Figure data in JSON =
####################

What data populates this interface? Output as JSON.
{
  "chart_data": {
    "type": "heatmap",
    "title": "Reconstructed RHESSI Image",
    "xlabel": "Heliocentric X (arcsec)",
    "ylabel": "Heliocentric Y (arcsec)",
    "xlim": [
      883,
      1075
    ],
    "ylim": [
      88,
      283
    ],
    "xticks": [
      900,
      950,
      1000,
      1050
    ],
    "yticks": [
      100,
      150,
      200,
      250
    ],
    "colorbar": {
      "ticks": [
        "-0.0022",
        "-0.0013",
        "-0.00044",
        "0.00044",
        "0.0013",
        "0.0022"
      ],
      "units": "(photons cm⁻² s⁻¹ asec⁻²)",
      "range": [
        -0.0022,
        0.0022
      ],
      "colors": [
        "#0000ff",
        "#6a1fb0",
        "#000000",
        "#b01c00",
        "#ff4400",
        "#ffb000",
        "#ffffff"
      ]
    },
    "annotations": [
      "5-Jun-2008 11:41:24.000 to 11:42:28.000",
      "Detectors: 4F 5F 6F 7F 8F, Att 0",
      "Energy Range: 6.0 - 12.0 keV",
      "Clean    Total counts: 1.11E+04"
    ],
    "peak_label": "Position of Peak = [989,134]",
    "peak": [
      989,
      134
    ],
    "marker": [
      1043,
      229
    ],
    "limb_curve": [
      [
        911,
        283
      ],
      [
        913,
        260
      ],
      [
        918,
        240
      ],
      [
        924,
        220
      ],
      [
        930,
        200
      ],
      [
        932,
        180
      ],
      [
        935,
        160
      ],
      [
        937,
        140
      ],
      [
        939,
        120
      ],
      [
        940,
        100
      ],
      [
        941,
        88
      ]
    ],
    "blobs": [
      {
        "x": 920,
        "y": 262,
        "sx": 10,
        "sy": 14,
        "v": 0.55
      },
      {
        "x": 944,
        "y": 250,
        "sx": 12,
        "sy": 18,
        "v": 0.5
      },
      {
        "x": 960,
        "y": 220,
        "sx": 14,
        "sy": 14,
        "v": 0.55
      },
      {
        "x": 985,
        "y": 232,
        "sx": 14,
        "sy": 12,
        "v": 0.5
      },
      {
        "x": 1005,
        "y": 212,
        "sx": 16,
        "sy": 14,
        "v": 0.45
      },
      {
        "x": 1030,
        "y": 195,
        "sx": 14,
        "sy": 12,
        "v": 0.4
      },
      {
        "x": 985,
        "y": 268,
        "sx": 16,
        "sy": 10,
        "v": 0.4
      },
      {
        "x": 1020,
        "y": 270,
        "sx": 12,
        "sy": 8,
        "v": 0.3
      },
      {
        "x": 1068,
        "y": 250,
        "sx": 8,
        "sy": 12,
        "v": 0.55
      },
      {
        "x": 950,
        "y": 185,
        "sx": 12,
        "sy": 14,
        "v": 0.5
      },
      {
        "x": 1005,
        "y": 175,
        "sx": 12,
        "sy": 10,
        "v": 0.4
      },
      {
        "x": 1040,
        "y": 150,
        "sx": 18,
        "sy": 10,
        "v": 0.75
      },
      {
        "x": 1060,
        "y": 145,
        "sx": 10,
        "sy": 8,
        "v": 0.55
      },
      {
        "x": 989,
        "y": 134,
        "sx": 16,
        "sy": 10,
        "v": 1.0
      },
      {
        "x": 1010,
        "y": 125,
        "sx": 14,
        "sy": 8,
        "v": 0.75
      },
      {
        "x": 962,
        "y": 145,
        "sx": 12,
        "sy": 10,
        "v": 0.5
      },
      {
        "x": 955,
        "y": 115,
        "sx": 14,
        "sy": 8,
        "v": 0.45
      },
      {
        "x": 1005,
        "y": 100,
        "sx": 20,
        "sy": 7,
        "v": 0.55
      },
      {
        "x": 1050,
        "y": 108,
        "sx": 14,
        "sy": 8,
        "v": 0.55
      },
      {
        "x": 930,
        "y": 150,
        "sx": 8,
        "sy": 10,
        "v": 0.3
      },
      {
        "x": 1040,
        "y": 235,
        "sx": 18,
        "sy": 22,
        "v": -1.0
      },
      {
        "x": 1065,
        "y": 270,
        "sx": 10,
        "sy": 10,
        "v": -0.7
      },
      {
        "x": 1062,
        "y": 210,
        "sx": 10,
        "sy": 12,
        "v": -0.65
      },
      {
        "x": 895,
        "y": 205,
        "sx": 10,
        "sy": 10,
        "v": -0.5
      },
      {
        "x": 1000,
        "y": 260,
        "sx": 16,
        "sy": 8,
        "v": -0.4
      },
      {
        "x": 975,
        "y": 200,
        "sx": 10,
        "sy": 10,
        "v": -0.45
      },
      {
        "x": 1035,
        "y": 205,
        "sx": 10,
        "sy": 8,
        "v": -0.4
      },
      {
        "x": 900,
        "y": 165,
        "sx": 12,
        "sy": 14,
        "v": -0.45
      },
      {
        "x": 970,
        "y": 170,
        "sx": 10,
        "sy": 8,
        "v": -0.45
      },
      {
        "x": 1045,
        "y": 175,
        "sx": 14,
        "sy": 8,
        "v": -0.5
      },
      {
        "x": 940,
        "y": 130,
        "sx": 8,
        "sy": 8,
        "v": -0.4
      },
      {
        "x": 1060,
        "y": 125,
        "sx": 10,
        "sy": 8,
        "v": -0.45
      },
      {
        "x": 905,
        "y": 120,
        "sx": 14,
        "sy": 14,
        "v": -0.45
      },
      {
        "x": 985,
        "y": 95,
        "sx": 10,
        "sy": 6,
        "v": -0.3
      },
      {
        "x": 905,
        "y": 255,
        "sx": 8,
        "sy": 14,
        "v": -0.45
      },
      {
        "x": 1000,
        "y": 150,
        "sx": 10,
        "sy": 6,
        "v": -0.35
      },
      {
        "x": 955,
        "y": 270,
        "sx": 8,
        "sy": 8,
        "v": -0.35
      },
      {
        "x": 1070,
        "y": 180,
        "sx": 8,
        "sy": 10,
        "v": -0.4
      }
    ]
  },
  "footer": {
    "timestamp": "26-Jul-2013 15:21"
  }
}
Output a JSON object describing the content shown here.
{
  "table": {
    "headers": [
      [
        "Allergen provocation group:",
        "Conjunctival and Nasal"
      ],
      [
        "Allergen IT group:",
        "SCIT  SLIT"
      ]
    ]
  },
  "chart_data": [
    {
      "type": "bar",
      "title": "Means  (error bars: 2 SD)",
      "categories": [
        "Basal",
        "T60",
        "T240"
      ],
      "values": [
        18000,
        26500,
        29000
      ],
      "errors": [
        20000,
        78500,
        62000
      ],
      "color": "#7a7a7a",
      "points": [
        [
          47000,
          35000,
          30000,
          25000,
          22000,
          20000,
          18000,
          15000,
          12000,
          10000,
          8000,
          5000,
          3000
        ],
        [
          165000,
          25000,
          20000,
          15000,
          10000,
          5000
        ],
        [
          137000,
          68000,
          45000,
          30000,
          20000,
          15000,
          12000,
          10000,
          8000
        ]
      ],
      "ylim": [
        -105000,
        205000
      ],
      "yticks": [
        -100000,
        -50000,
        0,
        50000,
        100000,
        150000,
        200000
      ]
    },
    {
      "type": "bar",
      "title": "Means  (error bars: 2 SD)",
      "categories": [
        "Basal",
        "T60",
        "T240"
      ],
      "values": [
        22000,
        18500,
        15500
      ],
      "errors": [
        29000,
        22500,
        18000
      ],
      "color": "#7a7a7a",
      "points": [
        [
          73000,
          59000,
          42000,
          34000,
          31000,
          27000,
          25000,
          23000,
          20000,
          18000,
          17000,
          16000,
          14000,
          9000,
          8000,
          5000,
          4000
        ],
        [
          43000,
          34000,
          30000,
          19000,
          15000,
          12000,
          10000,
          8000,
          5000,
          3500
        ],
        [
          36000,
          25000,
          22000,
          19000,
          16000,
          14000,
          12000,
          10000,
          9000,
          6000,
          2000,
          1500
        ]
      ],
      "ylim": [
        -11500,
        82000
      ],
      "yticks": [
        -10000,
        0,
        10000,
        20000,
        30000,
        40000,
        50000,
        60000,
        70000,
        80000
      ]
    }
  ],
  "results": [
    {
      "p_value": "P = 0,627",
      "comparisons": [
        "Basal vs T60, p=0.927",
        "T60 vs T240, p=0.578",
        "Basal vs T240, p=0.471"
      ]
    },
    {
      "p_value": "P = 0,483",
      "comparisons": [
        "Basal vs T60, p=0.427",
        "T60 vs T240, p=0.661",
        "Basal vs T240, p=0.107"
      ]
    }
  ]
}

####################

Your objective = Extract each line holding the string "Output".

Solution =
What data populates this interface? Output as JSON.
Output a JSON object describing the content shown here.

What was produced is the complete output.